-------- MATERIAL PROVIDED

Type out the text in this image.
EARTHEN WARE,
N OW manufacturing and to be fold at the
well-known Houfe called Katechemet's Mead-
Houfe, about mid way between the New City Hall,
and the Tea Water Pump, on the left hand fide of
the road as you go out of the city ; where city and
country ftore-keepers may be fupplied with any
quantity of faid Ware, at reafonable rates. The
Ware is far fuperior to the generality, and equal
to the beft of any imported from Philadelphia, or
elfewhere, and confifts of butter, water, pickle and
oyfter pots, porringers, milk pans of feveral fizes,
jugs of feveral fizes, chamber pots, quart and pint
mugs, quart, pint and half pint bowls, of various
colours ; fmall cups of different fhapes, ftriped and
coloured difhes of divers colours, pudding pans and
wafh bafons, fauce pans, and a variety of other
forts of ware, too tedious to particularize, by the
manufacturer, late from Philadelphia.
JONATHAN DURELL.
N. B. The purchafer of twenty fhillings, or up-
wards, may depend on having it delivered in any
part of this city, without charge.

----------------

Of all the lines in the listing above, how many contain the word "pint"? Answer with the number alone.

2